--- START OF Dataset extract ---

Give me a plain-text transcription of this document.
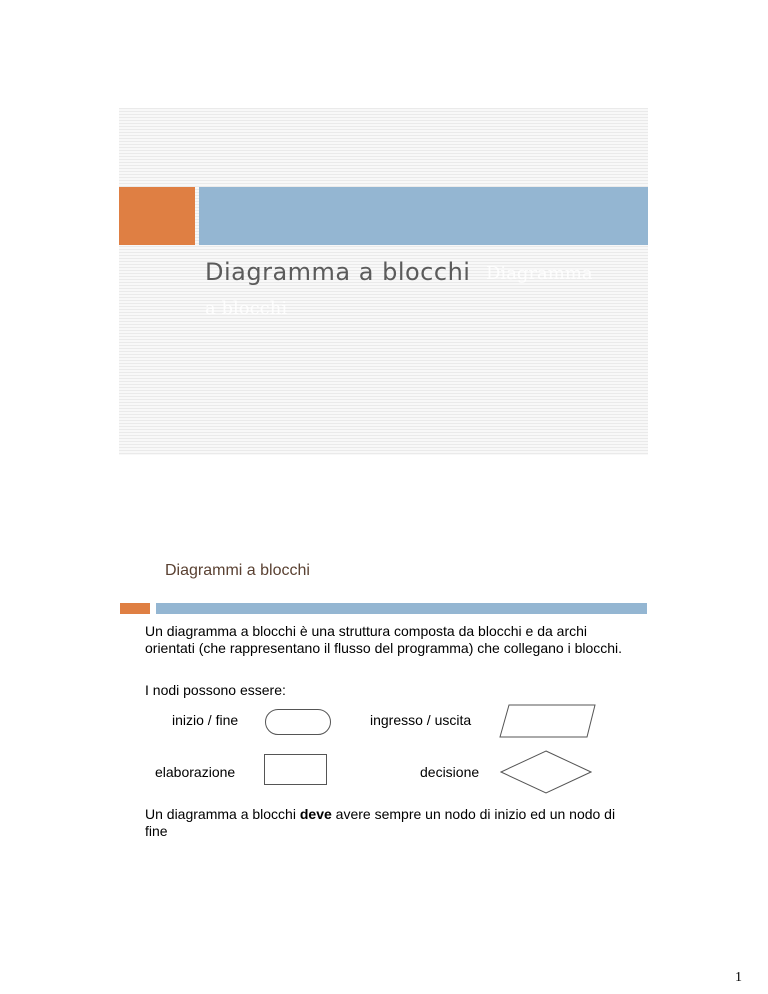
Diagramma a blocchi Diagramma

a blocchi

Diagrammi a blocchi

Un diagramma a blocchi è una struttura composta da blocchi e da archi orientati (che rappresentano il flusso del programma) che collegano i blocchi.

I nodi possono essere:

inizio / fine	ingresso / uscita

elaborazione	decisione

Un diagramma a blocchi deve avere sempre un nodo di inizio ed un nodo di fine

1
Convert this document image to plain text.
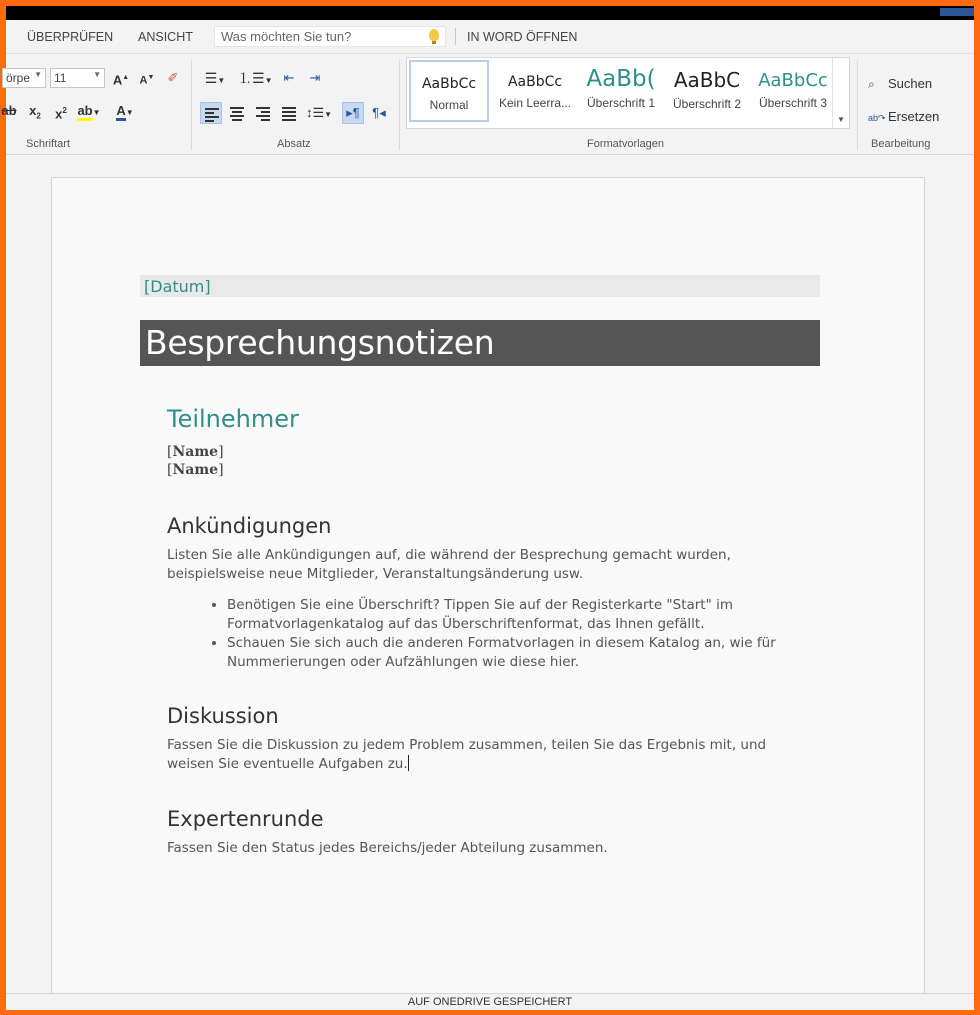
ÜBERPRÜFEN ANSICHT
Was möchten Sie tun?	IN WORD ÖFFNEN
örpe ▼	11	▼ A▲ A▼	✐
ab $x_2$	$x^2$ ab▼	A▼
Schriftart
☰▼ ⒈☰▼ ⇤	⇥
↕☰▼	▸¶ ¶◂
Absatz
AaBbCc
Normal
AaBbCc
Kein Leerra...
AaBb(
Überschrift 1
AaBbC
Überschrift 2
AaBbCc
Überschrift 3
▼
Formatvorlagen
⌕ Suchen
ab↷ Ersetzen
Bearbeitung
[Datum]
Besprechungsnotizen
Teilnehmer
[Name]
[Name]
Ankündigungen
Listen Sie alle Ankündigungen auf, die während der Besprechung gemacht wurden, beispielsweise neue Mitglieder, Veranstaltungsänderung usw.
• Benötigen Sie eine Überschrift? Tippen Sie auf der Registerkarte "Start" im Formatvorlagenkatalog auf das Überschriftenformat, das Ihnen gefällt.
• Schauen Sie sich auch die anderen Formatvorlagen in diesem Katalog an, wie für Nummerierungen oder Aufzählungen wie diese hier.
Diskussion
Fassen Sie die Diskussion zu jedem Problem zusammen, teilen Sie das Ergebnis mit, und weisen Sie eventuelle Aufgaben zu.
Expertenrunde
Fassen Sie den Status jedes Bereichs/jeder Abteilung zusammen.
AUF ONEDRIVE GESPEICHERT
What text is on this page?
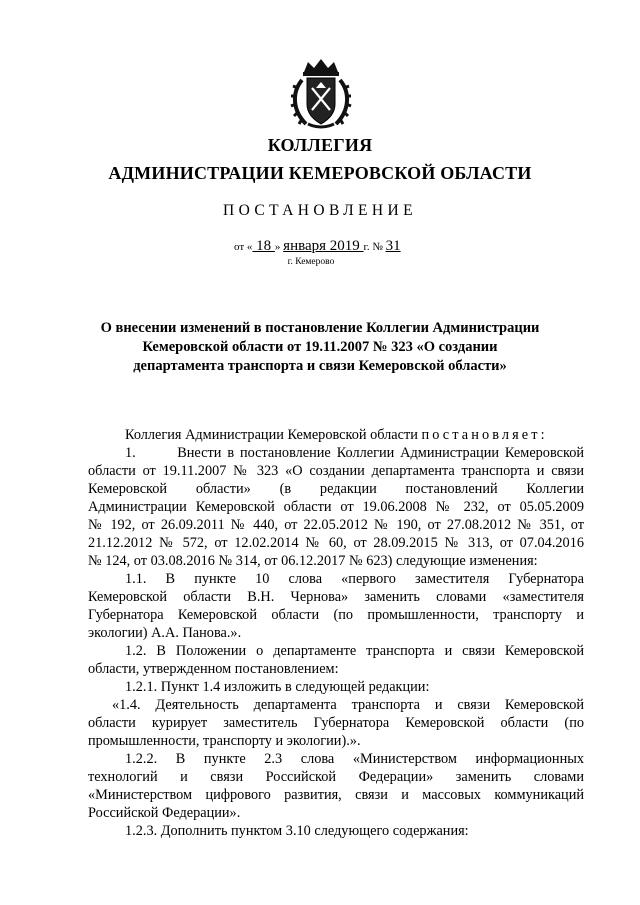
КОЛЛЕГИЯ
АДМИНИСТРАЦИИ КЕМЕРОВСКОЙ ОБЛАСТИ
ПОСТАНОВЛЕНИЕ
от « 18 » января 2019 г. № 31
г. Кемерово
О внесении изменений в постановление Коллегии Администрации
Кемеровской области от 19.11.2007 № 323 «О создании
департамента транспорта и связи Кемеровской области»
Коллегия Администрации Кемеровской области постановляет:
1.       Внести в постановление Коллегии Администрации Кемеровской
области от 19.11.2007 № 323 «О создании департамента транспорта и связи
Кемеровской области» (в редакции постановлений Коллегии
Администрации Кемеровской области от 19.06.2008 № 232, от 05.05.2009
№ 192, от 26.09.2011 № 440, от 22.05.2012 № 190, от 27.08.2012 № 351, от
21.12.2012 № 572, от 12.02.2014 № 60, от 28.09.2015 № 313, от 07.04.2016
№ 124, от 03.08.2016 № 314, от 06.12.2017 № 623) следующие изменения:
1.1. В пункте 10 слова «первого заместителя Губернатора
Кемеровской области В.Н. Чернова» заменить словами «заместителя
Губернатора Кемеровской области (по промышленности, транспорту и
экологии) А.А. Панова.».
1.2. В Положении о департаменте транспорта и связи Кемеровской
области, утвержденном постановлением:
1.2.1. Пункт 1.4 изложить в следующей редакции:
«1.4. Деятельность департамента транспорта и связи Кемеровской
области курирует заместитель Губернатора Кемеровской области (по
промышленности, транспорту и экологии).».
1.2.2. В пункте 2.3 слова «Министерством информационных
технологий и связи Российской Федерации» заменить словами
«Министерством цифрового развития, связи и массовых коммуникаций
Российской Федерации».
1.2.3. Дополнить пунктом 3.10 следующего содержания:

--- END OF Dataset extract ---

--- Exercise instructions ---
Search the entries for the word "редакции" and gather every line where it appears.

--- Response to the task ---
Кемеровской области» (в редакции постановлений Коллегии
1.2.1. Пункт 1.4 изложить в следующей редакции:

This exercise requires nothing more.